## Your task
Extract each line of the records below that contains the word "poeziei".

** Begin Records to process **

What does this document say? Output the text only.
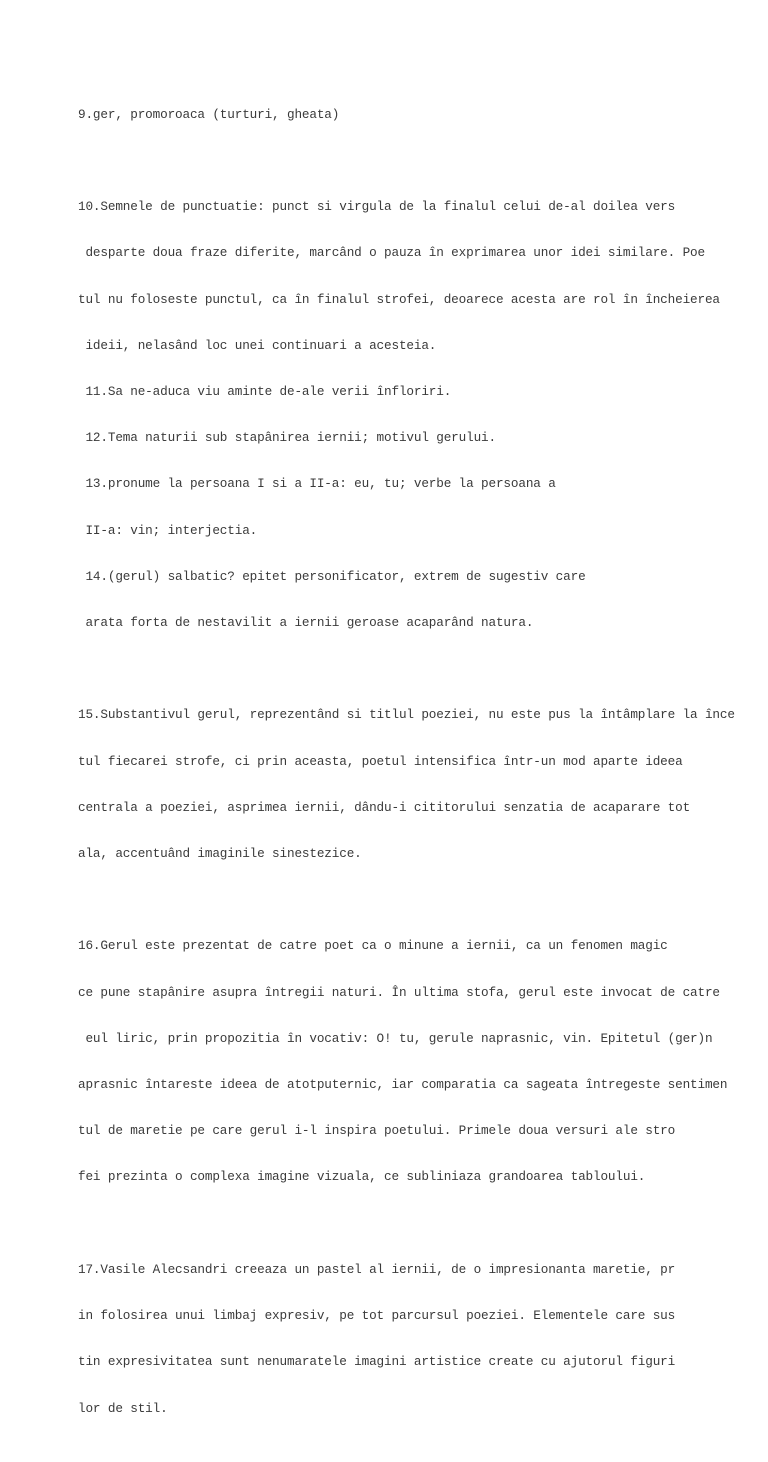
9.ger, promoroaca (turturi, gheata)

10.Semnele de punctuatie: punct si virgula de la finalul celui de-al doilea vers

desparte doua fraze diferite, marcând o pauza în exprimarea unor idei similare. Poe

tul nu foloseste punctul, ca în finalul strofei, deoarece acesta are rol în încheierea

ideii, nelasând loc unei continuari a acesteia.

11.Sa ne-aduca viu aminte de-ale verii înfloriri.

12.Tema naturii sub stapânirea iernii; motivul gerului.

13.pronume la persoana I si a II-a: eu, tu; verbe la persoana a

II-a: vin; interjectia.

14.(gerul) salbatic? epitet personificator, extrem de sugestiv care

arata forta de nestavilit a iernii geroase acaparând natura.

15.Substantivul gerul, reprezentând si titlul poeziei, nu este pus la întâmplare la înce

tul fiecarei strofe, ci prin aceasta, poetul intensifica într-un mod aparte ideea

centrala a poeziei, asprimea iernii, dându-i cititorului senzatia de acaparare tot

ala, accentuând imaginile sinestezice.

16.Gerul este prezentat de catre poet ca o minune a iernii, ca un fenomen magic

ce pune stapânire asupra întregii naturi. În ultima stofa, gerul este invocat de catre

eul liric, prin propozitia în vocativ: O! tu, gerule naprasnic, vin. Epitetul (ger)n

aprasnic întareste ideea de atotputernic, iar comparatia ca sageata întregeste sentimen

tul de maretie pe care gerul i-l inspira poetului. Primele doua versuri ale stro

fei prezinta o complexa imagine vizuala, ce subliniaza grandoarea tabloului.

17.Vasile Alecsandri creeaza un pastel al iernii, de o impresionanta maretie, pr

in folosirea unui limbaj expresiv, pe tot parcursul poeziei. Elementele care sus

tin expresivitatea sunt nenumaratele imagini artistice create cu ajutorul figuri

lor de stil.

** End Records to process **
** Begin Records to process **

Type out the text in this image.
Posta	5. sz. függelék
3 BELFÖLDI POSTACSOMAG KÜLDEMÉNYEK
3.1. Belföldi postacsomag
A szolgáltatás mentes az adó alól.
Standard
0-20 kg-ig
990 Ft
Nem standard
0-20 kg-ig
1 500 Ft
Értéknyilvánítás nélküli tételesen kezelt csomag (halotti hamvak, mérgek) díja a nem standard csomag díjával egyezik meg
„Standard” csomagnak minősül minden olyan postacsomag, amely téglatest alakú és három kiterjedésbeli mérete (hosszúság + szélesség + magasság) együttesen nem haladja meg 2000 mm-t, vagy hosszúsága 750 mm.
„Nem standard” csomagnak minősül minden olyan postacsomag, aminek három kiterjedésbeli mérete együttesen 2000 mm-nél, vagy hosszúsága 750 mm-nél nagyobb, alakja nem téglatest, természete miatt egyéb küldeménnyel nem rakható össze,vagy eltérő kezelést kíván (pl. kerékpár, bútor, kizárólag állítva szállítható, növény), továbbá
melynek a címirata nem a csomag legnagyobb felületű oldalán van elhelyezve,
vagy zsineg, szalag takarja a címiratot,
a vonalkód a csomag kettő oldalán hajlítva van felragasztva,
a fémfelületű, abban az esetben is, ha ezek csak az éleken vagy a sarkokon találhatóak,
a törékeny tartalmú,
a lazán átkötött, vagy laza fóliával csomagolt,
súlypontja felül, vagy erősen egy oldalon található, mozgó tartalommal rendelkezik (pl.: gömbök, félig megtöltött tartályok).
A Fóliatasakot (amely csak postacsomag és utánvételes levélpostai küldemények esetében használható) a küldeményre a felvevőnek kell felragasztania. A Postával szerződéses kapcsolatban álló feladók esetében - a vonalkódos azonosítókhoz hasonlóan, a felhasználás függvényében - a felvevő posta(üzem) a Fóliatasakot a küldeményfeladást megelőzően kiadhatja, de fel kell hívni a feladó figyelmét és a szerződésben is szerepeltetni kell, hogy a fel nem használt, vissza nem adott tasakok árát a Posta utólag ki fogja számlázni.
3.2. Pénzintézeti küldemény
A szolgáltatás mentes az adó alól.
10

** End Records to process **
** Begin Records to process **

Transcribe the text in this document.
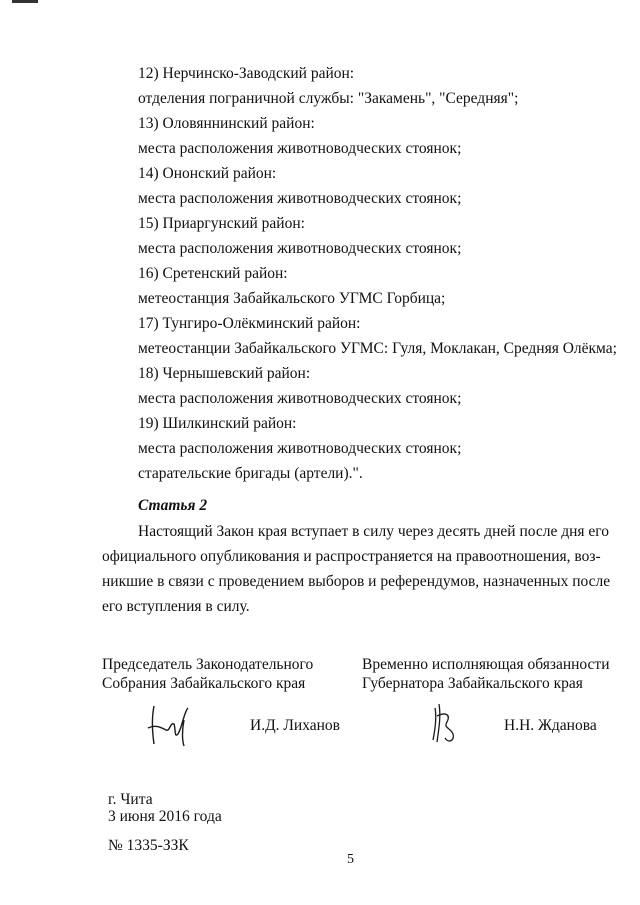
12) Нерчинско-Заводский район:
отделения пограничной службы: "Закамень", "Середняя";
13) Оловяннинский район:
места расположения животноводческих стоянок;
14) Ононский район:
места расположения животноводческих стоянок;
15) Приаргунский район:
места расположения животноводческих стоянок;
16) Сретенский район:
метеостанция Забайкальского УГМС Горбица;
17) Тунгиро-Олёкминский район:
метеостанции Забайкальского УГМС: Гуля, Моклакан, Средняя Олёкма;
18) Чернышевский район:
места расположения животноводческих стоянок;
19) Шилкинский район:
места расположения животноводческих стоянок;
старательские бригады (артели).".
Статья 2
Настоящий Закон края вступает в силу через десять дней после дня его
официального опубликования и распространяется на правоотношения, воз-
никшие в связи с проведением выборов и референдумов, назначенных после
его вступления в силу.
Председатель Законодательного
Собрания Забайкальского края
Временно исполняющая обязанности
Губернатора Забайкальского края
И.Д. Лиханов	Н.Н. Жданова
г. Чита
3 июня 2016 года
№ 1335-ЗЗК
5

** End Records to process **

## Output for this task
15.Substantivul gerul, reprezentând si titlul poeziei, nu este pus la întâmplare la înce
centrala a poeziei, asprimea iernii, dându-i cititorului senzatia de acaparare tot
in folosirea unui limbaj expresiv, pe tot parcursul poeziei. Elementele care sus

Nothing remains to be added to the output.